§ Requirements
Print all records exactly, leaving nothing out.

= = = = =

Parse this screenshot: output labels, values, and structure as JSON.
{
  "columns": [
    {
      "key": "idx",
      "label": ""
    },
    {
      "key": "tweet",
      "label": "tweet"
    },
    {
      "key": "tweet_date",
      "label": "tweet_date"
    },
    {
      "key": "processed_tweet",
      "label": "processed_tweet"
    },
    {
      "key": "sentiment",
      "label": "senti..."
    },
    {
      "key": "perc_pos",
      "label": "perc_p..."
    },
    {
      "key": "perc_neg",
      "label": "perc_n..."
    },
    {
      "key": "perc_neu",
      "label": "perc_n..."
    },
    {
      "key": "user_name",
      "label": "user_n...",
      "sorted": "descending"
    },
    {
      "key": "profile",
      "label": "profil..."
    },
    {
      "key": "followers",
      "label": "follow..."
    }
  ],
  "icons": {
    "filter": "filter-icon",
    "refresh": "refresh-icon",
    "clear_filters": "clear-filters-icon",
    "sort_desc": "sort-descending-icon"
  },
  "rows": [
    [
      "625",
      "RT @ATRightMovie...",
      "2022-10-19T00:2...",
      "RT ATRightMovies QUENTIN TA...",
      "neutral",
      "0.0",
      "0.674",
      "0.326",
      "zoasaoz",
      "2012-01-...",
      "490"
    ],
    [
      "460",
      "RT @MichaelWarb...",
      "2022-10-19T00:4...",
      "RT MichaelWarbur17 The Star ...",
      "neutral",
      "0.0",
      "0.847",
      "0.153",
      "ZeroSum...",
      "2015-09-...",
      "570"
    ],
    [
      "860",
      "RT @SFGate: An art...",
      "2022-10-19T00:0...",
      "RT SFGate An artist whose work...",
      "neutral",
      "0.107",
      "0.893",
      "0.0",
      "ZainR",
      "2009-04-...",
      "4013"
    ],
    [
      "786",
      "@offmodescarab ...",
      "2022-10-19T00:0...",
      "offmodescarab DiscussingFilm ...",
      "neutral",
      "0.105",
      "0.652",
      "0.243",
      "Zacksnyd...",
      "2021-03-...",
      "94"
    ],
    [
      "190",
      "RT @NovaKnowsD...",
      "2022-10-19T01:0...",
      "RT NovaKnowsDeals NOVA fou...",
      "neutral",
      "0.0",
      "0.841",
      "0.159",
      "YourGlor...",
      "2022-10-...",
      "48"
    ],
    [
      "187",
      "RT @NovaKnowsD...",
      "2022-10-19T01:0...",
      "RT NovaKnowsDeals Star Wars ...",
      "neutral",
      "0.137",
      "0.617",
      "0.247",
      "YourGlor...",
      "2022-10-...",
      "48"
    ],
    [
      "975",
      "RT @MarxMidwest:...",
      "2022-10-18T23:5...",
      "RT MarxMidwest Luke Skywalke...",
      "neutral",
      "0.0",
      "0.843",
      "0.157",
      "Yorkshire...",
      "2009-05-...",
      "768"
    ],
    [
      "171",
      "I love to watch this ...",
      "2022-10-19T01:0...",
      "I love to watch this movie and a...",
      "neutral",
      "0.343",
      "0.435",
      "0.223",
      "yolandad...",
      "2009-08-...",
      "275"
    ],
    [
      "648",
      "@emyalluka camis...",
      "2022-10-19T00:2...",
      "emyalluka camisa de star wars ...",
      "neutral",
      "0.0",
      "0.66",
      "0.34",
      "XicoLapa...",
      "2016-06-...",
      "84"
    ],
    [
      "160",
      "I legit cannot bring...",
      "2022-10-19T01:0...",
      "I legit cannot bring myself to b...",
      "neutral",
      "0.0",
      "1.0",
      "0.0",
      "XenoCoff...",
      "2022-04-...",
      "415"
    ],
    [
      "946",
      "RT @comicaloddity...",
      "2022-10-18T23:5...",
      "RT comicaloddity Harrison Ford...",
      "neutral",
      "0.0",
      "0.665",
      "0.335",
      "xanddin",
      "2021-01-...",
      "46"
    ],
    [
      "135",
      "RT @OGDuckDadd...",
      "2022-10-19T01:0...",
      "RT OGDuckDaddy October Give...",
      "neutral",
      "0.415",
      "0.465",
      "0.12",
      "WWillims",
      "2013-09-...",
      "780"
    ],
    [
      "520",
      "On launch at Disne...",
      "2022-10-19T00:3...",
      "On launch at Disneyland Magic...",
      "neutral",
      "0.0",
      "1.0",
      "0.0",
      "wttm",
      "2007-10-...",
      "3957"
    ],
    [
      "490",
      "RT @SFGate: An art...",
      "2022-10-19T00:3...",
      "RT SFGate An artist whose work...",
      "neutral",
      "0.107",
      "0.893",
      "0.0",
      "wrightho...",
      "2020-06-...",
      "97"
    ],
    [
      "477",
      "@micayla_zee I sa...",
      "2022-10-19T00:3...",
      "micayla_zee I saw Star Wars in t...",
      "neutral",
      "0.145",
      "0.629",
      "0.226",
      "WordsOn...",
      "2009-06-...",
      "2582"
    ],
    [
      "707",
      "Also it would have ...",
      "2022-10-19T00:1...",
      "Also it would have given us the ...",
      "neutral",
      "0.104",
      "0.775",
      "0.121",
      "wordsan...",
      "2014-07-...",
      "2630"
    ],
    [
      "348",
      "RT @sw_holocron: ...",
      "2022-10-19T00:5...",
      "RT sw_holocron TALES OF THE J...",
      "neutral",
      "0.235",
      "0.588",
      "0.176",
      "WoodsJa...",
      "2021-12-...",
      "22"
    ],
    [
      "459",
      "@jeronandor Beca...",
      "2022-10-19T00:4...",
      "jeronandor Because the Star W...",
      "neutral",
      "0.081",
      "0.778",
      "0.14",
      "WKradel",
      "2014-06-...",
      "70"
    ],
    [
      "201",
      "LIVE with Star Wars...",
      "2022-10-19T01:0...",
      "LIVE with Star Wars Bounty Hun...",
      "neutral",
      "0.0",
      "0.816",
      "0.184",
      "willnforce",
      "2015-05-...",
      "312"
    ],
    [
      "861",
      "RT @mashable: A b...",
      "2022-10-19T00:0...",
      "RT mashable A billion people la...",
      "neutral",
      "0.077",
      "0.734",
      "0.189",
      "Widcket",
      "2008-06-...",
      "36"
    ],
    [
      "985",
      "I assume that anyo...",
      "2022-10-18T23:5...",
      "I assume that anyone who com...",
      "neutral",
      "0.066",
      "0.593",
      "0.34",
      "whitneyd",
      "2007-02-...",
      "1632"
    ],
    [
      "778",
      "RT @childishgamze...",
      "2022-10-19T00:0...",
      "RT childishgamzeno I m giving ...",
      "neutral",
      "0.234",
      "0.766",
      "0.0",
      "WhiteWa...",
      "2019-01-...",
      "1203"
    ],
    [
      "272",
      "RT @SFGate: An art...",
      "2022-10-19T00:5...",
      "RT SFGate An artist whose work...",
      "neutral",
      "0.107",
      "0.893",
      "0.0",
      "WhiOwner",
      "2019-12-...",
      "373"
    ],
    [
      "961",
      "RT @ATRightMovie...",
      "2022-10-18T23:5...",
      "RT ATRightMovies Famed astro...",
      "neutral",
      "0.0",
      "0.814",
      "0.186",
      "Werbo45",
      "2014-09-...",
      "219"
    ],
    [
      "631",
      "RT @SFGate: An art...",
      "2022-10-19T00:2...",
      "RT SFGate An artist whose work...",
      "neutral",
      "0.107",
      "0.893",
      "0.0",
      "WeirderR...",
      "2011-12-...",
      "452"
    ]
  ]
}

= = = = =

§ Written response
Parse this screenshot: output labels, values, and structure as JSON.
{
  "columns": [
    {
      "key": "idx",
      "label": ""
    },
    {
      "key": "tweet",
      "label": "tweet"
    },
    {
      "key": "tweet_date",
      "label": "tweet_date"
    },
    {
      "key": "processed_tweet",
      "label": "processed_tweet"
    },
    {
      "key": "sentiment",
      "label": "senti..."
    },
    {
      "key": "perc_pos",
      "label": "perc_p..."
    },
    {
      "key": "perc_neg",
      "label": "perc_n..."
    },
    {
      "key": "perc_neu",
      "label": "perc_n..."
    },
    {
      "key": "user_name",
      "label": "user_n...",
      "sorted": "descending"
    },
    {
      "key": "profile",
      "label": "profil..."
    },
    {
      "key": "followers",
      "label": "follow..."
    }
  ],
  "icons": {
    "filter": "filter-icon",
    "refresh": "refresh-icon",
    "clear_filters": "clear-filters-icon",
    "sort_desc": "sort-descending-icon"
  },
  "rows": [
    [
      "625",
      "RT @ATRightMovie...",
      "2022-10-19T00:2...",
      "RT ATRightMovies QUENTIN TA...",
      "neutral",
      "0.0",
      "0.674",
      "0.326",
      "zoasaoz",
      "2012-01-...",
      "490"
    ],
    [
      "460",
      "RT @MichaelWarb...",
      "2022-10-19T00:4...",
      "RT MichaelWarbur17 The Star ...",
      "neutral",
      "0.0",
      "0.847",
      "0.153",
      "ZeroSum...",
      "2015-09-...",
      "570"
    ],
    [
      "860",
      "RT @SFGate: An art...",
      "2022-10-19T00:0...",
      "RT SFGate An artist whose work...",
      "neutral",
      "0.107",
      "0.893",
      "0.0",
      "ZainR",
      "2009-04-...",
      "4013"
    ],
    [
      "786",
      "@offmodescarab ...",
      "2022-10-19T00:0...",
      "offmodescarab DiscussingFilm ...",
      "neutral",
      "0.105",
      "0.652",
      "0.243",
      "Zacksnyd...",
      "2021-03-...",
      "94"
    ],
    [
      "190",
      "RT @NovaKnowsD...",
      "2022-10-19T01:0...",
      "RT NovaKnowsDeals NOVA fou...",
      "neutral",
      "0.0",
      "0.841",
      "0.159",
      "YourGlor...",
      "2022-10-...",
      "48"
    ],
    [
      "187",
      "RT @NovaKnowsD...",
      "2022-10-19T01:0...",
      "RT NovaKnowsDeals Star Wars ...",
      "neutral",
      "0.137",
      "0.617",
      "0.247",
      "YourGlor...",
      "2022-10-...",
      "48"
    ],
    [
      "975",
      "RT @MarxMidwest:...",
      "2022-10-18T23:5...",
      "RT MarxMidwest Luke Skywalke...",
      "neutral",
      "0.0",
      "0.843",
      "0.157",
      "Yorkshire...",
      "2009-05-...",
      "768"
    ],
    [
      "171",
      "I love to watch this ...",
      "2022-10-19T01:0...",
      "I love to watch this movie and a...",
      "neutral",
      "0.343",
      "0.435",
      "0.223",
      "yolandad...",
      "2009-08-...",
      "275"
    ],
    [
      "648",
      "@emyalluka camis...",
      "2022-10-19T00:2...",
      "emyalluka camisa de star wars ...",
      "neutral",
      "0.0",
      "0.66",
      "0.34",
      "XicoLapa...",
      "2016-06-...",
      "84"
    ],
    [
      "160",
      "I legit cannot bring...",
      "2022-10-19T01:0...",
      "I legit cannot bring myself to b...",
      "neutral",
      "0.0",
      "1.0",
      "0.0",
      "XenoCoff...",
      "2022-04-...",
      "415"
    ],
    [
      "946",
      "RT @comicaloddity...",
      "2022-10-18T23:5...",
      "RT comicaloddity Harrison Ford...",
      "neutral",
      "0.0",
      "0.665",
      "0.335",
      "xanddin",
      "2021-01-...",
      "46"
    ],
    [
      "135",
      "RT @OGDuckDadd...",
      "2022-10-19T01:0...",
      "RT OGDuckDaddy October Give...",
      "neutral",
      "0.415",
      "0.465",
      "0.12",
      "WWillims",
      "2013-09-...",
      "780"
    ],
    [
      "520",
      "On launch at Disne...",
      "2022-10-19T00:3...",
      "On launch at Disneyland Magic...",
      "neutral",
      "0.0",
      "1.0",
      "0.0",
      "wttm",
      "2007-10-...",
      "3957"
    ],
    [
      "490",
      "RT @SFGate: An art...",
      "2022-10-19T00:3...",
      "RT SFGate An artist whose work...",
      "neutral",
      "0.107",
      "0.893",
      "0.0",
      "wrightho...",
      "2020-06-...",
      "97"
    ],
    [
      "477",
      "@micayla_zee I sa...",
      "2022-10-19T00:3...",
      "micayla_zee I saw Star Wars in t...",
      "neutral",
      "0.145",
      "0.629",
      "0.226",
      "WordsOn...",
      "2009-06-...",
      "2582"
    ],
    [
      "707",
      "Also it would have ...",
      "2022-10-19T00:1...",
      "Also it would have given us the ...",
      "neutral",
      "0.104",
      "0.775",
      "0.121",
      "wordsan...",
      "2014-07-...",
      "2630"
    ],
    [
      "348",
      "RT @sw_holocron: ...",
      "2022-10-19T00:5...",
      "RT sw_holocron TALES OF THE J...",
      "neutral",
      "0.235",
      "0.588",
      "0.176",
      "WoodsJa...",
      "2021-12-...",
      "22"
    ],
    [
      "459",
      "@jeronandor Beca...",
      "2022-10-19T00:4...",
      "jeronandor Because the Star W...",
      "neutral",
      "0.081",
      "0.778",
      "0.14",
      "WKradel",
      "2014-06-...",
      "70"
    ],
    [
      "201",
      "LIVE with Star Wars...",
      "2022-10-19T01:0...",
      "LIVE with Star Wars Bounty Hun...",
      "neutral",
      "0.0",
      "0.816",
      "0.184",
      "willnforce",
      "2015-05-...",
      "312"
    ],
    [
      "861",
      "RT @mashable: A b...",
      "2022-10-19T00:0...",
      "RT mashable A billion people la...",
      "neutral",
      "0.077",
      "0.734",
      "0.189",
      "Widcket",
      "2008-06-...",
      "36"
    ],
    [
      "985",
      "I assume that anyo...",
      "2022-10-18T23:5...",
      "I assume that anyone who com...",
      "neutral",
      "0.066",
      "0.593",
      "0.34",
      "whitneyd",
      "2007-02-...",
      "1632"
    ],
    [
      "778",
      "RT @childishgamze...",
      "2022-10-19T00:0...",
      "RT childishgamzeno I m giving ...",
      "neutral",
      "0.234",
      "0.766",
      "0.0",
      "WhiteWa...",
      "2019-01-...",
      "1203"
    ],
    [
      "272",
      "RT @SFGate: An art...",
      "2022-10-19T00:5...",
      "RT SFGate An artist whose work...",
      "neutral",
      "0.107",
      "0.893",
      "0.0",
      "WhiOwner",
      "2019-12-...",
      "373"
    ],
    [
      "961",
      "RT @ATRightMovie...",
      "2022-10-18T23:5...",
      "RT ATRightMovies Famed astro...",
      "neutral",
      "0.0",
      "0.814",
      "0.186",
      "Werbo45",
      "2014-09-...",
      "219"
    ],
    [
      "631",
      "RT @SFGate: An art...",
      "2022-10-19T00:2...",
      "RT SFGate An artist whose work...",
      "neutral",
      "0.107",
      "0.893",
      "0.0",
      "WeirderR...",
      "2011-12-...",
      "452"
    ]
  ]
}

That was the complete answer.